_WHAT THIS TASK INVOLVES_. From the listing below, extract every line in which the word "Angle" appears.

-*-*-

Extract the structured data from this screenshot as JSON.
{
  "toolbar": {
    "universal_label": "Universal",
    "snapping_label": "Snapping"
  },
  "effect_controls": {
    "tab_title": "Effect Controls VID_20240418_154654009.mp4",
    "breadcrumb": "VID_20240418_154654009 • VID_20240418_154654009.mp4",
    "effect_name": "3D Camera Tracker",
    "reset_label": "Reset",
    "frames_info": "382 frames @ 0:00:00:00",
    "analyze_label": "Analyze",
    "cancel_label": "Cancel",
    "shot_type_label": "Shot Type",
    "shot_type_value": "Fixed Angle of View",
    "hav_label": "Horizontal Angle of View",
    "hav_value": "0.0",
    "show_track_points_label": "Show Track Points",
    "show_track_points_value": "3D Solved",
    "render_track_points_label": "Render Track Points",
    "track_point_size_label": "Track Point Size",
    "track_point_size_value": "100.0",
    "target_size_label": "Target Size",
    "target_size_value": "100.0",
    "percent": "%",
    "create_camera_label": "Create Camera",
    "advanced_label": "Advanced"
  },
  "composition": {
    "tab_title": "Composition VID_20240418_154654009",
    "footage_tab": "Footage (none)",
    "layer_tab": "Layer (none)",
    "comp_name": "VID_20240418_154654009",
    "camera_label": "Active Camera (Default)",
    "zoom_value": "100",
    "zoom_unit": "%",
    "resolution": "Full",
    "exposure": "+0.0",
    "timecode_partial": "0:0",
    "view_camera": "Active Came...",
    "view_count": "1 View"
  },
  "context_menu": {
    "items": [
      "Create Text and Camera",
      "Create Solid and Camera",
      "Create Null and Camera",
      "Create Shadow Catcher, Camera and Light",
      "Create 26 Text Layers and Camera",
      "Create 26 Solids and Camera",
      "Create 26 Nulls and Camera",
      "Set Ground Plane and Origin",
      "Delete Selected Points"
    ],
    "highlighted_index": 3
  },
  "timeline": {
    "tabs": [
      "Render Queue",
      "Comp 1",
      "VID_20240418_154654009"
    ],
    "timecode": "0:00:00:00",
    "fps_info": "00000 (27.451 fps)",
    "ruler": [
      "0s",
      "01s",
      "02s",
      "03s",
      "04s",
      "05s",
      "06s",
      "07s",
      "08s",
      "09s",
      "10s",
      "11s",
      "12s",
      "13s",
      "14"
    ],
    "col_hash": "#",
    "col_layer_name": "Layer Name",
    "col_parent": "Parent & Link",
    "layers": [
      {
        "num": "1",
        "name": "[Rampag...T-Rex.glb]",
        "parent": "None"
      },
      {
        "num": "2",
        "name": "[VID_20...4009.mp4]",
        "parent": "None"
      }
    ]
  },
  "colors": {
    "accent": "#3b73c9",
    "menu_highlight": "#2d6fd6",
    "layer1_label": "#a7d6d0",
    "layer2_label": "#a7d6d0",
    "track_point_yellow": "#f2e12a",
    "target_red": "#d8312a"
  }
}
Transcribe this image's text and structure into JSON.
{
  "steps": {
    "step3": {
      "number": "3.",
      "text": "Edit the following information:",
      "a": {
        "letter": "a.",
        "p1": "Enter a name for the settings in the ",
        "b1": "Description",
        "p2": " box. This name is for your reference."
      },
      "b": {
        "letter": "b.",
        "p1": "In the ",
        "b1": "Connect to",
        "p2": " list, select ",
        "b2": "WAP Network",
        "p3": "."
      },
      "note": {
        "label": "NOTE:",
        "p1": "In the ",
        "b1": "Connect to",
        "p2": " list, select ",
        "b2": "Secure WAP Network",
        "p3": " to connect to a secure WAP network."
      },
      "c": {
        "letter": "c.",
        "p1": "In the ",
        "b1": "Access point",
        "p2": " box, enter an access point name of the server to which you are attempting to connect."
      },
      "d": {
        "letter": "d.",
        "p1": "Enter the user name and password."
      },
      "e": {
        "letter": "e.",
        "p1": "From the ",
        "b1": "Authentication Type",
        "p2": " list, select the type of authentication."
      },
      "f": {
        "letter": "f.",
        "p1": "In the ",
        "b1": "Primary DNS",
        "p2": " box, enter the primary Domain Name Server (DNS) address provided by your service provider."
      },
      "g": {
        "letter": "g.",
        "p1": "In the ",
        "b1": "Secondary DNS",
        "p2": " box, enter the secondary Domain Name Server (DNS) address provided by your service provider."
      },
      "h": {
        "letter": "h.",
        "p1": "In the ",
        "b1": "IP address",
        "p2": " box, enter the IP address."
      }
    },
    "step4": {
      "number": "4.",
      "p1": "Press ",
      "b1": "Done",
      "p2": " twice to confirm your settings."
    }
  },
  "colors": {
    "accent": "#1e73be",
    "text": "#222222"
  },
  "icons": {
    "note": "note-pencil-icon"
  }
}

-*-*-

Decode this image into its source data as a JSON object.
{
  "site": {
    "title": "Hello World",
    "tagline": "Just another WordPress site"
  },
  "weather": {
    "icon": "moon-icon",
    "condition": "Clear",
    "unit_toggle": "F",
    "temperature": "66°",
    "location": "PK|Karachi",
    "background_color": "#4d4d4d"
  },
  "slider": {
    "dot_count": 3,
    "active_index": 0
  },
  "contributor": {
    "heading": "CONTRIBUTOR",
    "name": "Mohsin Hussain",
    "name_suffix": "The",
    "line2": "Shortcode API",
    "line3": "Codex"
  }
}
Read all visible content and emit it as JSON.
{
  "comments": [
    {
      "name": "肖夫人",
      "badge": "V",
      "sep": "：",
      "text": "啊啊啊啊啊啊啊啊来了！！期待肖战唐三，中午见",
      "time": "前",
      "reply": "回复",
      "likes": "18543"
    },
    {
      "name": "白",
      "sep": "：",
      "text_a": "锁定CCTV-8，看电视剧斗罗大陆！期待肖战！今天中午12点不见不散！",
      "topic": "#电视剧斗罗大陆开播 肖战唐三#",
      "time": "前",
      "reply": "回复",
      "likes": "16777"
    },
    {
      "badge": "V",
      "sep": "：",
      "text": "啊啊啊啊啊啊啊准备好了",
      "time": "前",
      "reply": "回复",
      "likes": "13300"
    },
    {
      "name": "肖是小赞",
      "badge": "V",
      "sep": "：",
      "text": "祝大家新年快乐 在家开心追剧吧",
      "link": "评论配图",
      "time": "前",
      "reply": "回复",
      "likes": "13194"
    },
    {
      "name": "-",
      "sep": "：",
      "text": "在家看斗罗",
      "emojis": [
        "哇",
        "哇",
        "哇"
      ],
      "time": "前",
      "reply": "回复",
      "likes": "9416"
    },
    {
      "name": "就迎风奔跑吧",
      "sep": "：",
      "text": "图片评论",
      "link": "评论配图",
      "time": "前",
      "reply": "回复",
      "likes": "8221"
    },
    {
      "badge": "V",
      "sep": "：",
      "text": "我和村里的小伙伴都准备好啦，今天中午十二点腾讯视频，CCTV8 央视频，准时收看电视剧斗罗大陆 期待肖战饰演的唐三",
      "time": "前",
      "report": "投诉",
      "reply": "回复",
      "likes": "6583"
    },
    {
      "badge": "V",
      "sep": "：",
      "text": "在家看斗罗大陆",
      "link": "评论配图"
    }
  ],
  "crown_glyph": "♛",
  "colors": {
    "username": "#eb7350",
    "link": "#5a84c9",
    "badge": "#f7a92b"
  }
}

-*-*-

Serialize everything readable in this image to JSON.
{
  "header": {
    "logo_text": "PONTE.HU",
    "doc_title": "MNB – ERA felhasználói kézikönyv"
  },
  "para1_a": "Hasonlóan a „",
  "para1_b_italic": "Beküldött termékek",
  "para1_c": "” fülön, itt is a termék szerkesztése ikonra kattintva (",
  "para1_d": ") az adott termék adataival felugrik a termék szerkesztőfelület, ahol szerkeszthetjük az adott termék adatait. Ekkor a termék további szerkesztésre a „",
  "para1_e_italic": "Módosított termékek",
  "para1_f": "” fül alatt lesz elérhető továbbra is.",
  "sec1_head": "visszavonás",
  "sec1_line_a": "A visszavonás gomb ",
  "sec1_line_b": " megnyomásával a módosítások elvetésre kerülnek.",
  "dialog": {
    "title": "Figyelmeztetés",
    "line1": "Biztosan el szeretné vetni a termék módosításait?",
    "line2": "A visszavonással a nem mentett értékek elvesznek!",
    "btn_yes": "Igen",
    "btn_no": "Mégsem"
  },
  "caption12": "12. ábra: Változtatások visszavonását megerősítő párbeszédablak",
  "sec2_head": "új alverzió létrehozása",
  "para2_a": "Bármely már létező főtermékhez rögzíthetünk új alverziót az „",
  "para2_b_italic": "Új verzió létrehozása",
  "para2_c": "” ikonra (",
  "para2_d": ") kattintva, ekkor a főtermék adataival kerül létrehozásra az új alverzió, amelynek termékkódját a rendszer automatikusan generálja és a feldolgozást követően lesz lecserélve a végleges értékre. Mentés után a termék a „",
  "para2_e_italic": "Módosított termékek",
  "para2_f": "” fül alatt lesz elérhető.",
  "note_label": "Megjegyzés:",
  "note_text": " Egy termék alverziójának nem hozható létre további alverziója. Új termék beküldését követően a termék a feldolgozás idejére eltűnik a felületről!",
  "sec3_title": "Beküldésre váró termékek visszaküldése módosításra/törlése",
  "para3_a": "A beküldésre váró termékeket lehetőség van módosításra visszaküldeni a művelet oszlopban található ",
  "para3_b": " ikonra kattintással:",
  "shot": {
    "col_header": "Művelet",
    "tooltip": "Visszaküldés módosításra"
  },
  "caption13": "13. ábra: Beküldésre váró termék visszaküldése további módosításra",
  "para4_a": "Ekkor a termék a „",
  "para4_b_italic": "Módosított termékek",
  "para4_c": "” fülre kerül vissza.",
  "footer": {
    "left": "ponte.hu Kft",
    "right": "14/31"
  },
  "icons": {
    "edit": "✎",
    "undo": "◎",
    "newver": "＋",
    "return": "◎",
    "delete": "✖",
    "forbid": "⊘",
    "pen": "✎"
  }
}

-*-*-

_ANSWER TO THIS PROBLEM_.
    "shot_type_value": "Fixed Angle of View",
    "hav_label": "Horizontal Angle of View",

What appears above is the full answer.